— Task directions —
Copy each line exactly. Drop every picture.
## Begin Input rows
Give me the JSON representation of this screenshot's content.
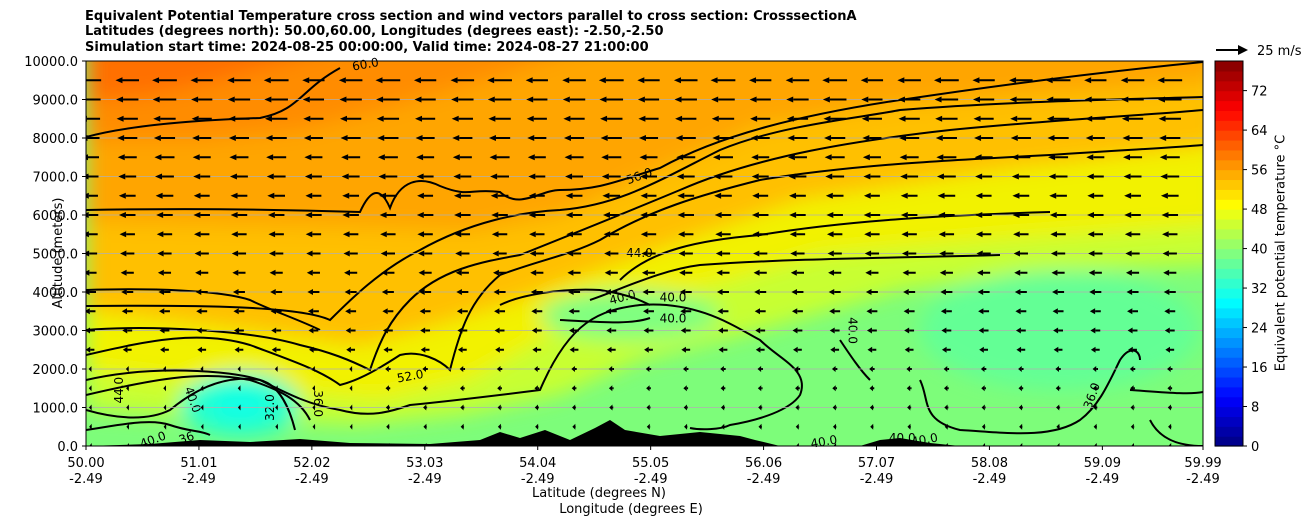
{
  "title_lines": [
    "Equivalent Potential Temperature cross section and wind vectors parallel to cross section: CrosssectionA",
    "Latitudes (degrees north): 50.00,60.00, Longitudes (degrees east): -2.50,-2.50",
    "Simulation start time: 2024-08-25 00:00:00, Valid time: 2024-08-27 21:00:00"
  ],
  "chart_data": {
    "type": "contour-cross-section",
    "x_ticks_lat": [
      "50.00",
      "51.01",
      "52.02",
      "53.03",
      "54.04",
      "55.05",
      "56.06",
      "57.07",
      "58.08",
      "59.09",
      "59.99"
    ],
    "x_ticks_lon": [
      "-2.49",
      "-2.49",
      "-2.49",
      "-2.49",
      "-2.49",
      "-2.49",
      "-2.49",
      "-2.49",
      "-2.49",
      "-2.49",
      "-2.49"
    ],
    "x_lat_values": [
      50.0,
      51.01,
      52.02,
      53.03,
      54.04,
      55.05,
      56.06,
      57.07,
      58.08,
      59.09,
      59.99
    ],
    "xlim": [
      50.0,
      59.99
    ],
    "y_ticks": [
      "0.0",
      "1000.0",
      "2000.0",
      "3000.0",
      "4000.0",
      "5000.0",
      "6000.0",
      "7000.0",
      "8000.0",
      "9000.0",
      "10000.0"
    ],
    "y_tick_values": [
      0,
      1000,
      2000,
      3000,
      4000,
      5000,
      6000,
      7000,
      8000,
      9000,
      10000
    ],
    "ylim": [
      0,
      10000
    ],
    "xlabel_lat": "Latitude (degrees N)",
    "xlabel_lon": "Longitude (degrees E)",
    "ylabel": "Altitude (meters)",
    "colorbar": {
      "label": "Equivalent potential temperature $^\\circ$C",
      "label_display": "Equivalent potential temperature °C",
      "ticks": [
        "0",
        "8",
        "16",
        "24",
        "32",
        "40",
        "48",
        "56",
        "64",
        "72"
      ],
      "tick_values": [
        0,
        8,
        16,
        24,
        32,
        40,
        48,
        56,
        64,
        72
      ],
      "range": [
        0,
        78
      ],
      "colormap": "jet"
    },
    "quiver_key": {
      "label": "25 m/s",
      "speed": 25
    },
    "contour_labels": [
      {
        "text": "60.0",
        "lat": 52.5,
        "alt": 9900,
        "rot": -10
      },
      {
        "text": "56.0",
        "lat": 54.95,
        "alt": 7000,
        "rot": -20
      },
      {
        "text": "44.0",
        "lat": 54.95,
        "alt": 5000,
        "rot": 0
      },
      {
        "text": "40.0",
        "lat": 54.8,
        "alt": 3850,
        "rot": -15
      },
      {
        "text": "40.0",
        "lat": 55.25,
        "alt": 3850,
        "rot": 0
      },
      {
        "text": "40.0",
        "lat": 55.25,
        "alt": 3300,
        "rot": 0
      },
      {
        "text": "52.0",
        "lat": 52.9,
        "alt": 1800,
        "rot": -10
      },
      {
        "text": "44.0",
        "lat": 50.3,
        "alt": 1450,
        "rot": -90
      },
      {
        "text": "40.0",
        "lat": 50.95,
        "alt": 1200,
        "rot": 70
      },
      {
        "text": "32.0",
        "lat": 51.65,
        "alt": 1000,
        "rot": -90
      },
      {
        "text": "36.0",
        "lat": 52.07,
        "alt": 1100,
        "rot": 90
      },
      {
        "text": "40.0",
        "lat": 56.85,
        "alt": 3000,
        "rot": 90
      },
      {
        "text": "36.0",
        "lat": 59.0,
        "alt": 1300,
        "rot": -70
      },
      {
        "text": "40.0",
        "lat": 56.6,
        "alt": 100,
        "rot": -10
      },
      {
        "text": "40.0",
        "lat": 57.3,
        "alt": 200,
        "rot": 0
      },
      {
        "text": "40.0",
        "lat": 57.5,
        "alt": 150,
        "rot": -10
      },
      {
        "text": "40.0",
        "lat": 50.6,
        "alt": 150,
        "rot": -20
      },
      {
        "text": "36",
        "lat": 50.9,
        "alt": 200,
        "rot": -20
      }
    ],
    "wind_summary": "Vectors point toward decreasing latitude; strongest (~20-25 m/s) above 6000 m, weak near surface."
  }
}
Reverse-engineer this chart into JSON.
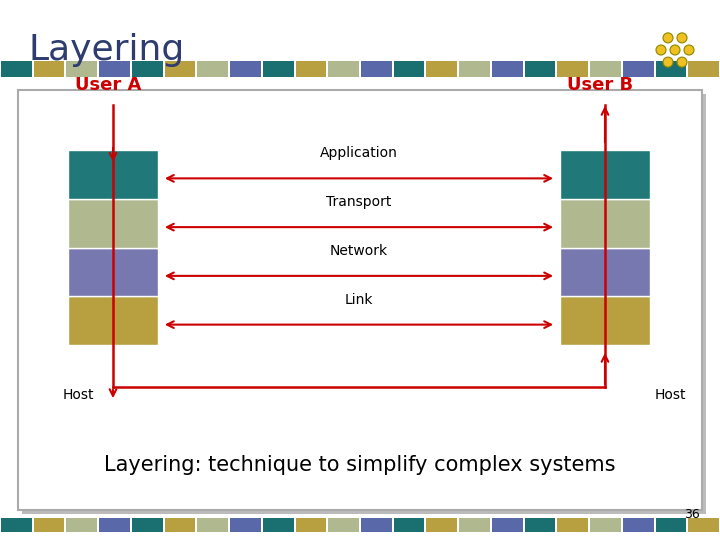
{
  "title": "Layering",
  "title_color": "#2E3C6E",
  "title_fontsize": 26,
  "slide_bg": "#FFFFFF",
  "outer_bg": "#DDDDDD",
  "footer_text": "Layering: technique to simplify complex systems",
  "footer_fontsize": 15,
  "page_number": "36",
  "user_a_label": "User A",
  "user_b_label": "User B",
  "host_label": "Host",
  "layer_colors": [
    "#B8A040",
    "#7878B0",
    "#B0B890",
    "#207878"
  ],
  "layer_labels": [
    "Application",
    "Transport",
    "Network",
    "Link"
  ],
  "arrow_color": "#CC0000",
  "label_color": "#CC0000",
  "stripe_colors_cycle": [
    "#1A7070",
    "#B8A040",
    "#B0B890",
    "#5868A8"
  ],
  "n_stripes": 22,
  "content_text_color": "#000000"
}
## End Input rows
— Worked answer —
Give me the JSON representation of this screenshot's content.
{
  "title_lines": [
    "Equivalent Potential Temperature cross section and wind vectors parallel to cross section: CrosssectionA",
    "Latitudes (degrees north): 50.00,60.00, Longitudes (degrees east): -2.50,-2.50",
    "Simulation start time: 2024-08-25 00:00:00, Valid time: 2024-08-27 21:00:00"
  ],
  "chart_data": {
    "type": "contour-cross-section",
    "x_ticks_lat": [
      "50.00",
      "51.01",
      "52.02",
      "53.03",
      "54.04",
      "55.05",
      "56.06",
      "57.07",
      "58.08",
      "59.09",
      "59.99"
    ],
    "x_ticks_lon": [
      "-2.49",
      "-2.49",
      "-2.49",
      "-2.49",
      "-2.49",
      "-2.49",
      "-2.49",
      "-2.49",
      "-2.49",
      "-2.49",
      "-2.49"
    ],
    "x_lat_values": [
      50.0,
      51.01,
      52.02,
      53.03,
      54.04,
      55.05,
      56.06,
      57.07,
      58.08,
      59.09,
      59.99
    ],
    "xlim": [
      50.0,
      59.99
    ],
    "y_ticks": [
      "0.0",
      "1000.0",
      "2000.0",
      "3000.0",
      "4000.0",
      "5000.0",
      "6000.0",
      "7000.0",
      "8000.0",
      "9000.0",
      "10000.0"
    ],
    "y_tick_values": [
      0,
      1000,
      2000,
      3000,
      4000,
      5000,
      6000,
      7000,
      8000,
      9000,
      10000
    ],
    "ylim": [
      0,
      10000
    ],
    "xlabel_lat": "Latitude (degrees N)",
    "xlabel_lon": "Longitude (degrees E)",
    "ylabel": "Altitude (meters)",
    "colorbar": {
      "label": "Equivalent potential temperature $^\\circ$C",
      "label_display": "Equivalent potential temperature °C",
      "ticks": [
        "0",
        "8",
        "16",
        "24",
        "32",
        "40",
        "48",
        "56",
        "64",
        "72"
      ],
      "tick_values": [
        0,
        8,
        16,
        24,
        32,
        40,
        48,
        56,
        64,
        72
      ],
      "range": [
        0,
        78
      ],
      "colormap": "jet"
    },
    "quiver_key": {
      "label": "25 m/s",
      "speed": 25
    },
    "contour_labels": [
      {
        "text": "60.0",
        "lat": 52.5,
        "alt": 9900,
        "rot": -10
      },
      {
        "text": "56.0",
        "lat": 54.95,
        "alt": 7000,
        "rot": -20
      },
      {
        "text": "44.0",
        "lat": 54.95,
        "alt": 5000,
        "rot": 0
      },
      {
        "text": "40.0",
        "lat": 54.8,
        "alt": 3850,
        "rot": -15
      },
      {
        "text": "40.0",
        "lat": 55.25,
        "alt": 3850,
        "rot": 0
      },
      {
        "text": "40.0",
        "lat": 55.25,
        "alt": 3300,
        "rot": 0
      },
      {
        "text": "52.0",
        "lat": 52.9,
        "alt": 1800,
        "rot": -10
      },
      {
        "text": "44.0",
        "lat": 50.3,
        "alt": 1450,
        "rot": -90
      },
      {
        "text": "40.0",
        "lat": 50.95,
        "alt": 1200,
        "rot": 70
      },
      {
        "text": "32.0",
        "lat": 51.65,
        "alt": 1000,
        "rot": -90
      },
      {
        "text": "36.0",
        "lat": 52.07,
        "alt": 1100,
        "rot": 90
      },
      {
        "text": "40.0",
        "lat": 56.85,
        "alt": 3000,
        "rot": 90
      },
      {
        "text": "36.0",
        "lat": 59.0,
        "alt": 1300,
        "rot": -70
      },
      {
        "text": "40.0",
        "lat": 56.6,
        "alt": 100,
        "rot": -10
      },
      {
        "text": "40.0",
        "lat": 57.3,
        "alt": 200,
        "rot": 0
      },
      {
        "text": "40.0",
        "lat": 57.5,
        "alt": 150,
        "rot": -10
      },
      {
        "text": "40.0",
        "lat": 50.6,
        "alt": 150,
        "rot": -20
      },
      {
        "text": "36",
        "lat": 50.9,
        "alt": 200,
        "rot": -20
      }
    ],
    "wind_summary": "Vectors point toward decreasing latitude; strongest (~20-25 m/s) above 6000 m, weak near surface."
  }
}
Reverse-engineer this chart into JSON.
{
  "title": "Layering",
  "title_color": "#2E3C6E",
  "title_fontsize": 26,
  "slide_bg": "#FFFFFF",
  "outer_bg": "#DDDDDD",
  "footer_text": "Layering: technique to simplify complex systems",
  "footer_fontsize": 15,
  "page_number": "36",
  "user_a_label": "User A",
  "user_b_label": "User B",
  "host_label": "Host",
  "layer_colors": [
    "#B8A040",
    "#7878B0",
    "#B0B890",
    "#207878"
  ],
  "layer_labels": [
    "Application",
    "Transport",
    "Network",
    "Link"
  ],
  "arrow_color": "#CC0000",
  "label_color": "#CC0000",
  "stripe_colors_cycle": [
    "#1A7070",
    "#B8A040",
    "#B0B890",
    "#5868A8"
  ],
  "n_stripes": 22,
  "content_text_color": "#000000"
}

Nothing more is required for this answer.